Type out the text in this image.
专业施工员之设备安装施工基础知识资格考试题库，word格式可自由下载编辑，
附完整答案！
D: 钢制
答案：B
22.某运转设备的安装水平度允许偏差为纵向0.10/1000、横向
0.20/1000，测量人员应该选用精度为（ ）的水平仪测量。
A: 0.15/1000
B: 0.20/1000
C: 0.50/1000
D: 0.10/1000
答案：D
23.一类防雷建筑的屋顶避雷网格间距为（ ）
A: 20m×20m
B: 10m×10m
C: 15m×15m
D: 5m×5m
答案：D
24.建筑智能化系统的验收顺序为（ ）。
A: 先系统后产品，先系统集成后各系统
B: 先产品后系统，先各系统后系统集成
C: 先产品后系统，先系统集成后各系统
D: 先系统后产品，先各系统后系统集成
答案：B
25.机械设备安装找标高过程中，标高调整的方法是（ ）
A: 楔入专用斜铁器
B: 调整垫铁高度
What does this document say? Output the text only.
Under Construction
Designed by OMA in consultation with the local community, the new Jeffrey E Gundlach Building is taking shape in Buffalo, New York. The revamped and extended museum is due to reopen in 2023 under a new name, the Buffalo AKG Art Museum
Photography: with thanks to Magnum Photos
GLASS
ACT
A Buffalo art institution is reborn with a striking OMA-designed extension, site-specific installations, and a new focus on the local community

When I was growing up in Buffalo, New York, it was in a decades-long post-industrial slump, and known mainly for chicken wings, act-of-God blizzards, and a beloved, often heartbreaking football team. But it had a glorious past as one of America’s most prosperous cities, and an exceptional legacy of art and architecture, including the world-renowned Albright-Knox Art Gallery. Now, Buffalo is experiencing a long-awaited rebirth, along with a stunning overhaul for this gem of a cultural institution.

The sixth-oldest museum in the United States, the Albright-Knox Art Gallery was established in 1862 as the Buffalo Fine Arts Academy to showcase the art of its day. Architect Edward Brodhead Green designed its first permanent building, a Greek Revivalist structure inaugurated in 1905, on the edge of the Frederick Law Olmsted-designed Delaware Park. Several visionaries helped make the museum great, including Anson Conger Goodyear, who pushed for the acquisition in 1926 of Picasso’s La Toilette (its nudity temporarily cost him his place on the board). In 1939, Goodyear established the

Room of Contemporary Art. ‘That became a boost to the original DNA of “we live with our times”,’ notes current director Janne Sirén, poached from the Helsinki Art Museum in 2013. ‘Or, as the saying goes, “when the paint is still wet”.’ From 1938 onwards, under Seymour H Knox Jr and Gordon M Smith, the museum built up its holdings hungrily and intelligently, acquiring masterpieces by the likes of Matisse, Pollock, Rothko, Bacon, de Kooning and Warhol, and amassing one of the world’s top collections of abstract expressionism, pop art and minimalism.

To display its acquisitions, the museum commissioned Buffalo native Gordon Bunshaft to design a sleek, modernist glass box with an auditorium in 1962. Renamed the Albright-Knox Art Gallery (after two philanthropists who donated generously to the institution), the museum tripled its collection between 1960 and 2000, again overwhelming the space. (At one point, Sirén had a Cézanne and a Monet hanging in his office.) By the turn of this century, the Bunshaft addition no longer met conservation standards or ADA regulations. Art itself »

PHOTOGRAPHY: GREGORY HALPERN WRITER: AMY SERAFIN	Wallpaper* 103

____

▶ _Given instruction_:
Reproduce all the records precisely.

▶ _Response_:
Type out the text in this image.
专业施工员之设备安装施工基础知识资格考试题库，word格式可自由下载编辑，
附完整答案！
D: 钢制
答案：B
22.某运转设备的安装水平度允许偏差为纵向0.10/1000、横向
0.20/1000，测量人员应该选用精度为（ ）的水平仪测量。
A: 0.15/1000
B: 0.20/1000
C: 0.50/1000
D: 0.10/1000
答案：D
23.一类防雷建筑的屋顶避雷网格间距为（ ）
A: 20m×20m
B: 10m×10m
C: 15m×15m
D: 5m×5m
答案：D
24.建筑智能化系统的验收顺序为（ ）。
A: 先系统后产品，先系统集成后各系统
B: 先产品后系统，先各系统后系统集成
C: 先产品后系统，先系统集成后各系统
D: 先系统后产品，先各系统后系统集成
答案：B
25.机械设备安装找标高过程中，标高调整的方法是（ ）
A: 楔入专用斜铁器
B: 调整垫铁高度
What does this document say? Output the text only.
Under Construction
Designed by OMA in consultation with the local community, the new Jeffrey E Gundlach Building is taking shape in Buffalo, New York. The revamped and extended museum is due to reopen in 2023 under a new name, the Buffalo AKG Art Museum
Photography: with thanks to Magnum Photos
GLASS
ACT
A Buffalo art institution is reborn with a striking OMA-designed extension, site-specific installations, and a new focus on the local community

When I was growing up in Buffalo, New York, it was in a decades-long post-industrial slump, and known mainly for chicken wings, act-of-God blizzards, and a beloved, often heartbreaking football team. But it had a glorious past as one of America’s most prosperous cities, and an exceptional legacy of art and architecture, including the world-renowned Albright-Knox Art Gallery. Now, Buffalo is experiencing a long-awaited rebirth, along with a stunning overhaul for this gem of a cultural institution.

The sixth-oldest museum in the United States, the Albright-Knox Art Gallery was established in 1862 as the Buffalo Fine Arts Academy to showcase the art of its day. Architect Edward Brodhead Green designed its first permanent building, a Greek Revivalist structure inaugurated in 1905, on the edge of the Frederick Law Olmsted-designed Delaware Park. Several visionaries helped make the museum great, including Anson Conger Goodyear, who pushed for the acquisition in 1926 of Picasso’s La Toilette (its nudity temporarily cost him his place on the board). In 1939, Goodyear established the

Room of Contemporary Art. ‘That became a boost to the original DNA of “we live with our times”,’ notes current director Janne Sirén, poached from the Helsinki Art Museum in 2013. ‘Or, as the saying goes, “when the paint is still wet”.’ From 1938 onwards, under Seymour H Knox Jr and Gordon M Smith, the museum built up its holdings hungrily and intelligently, acquiring masterpieces by the likes of Matisse, Pollock, Rothko, Bacon, de Kooning and Warhol, and amassing one of the world’s top collections of abstract expressionism, pop art and minimalism.

To display its acquisitions, the museum commissioned Buffalo native Gordon Bunshaft to design a sleek, modernist glass box with an auditorium in 1962. Renamed the Albright-Knox Art Gallery (after two philanthropists who donated generously to the institution), the museum tripled its collection between 1960 and 2000, again overwhelming the space. (At one point, Sirén had a Cézanne and a Monet hanging in his office.) By the turn of this century, the Bunshaft addition no longer met conservation standards or ADA regulations. Art itself »

PHOTOGRAPHY: GREGORY HALPERN WRITER: AMY SERAFIN	Wallpaper* 103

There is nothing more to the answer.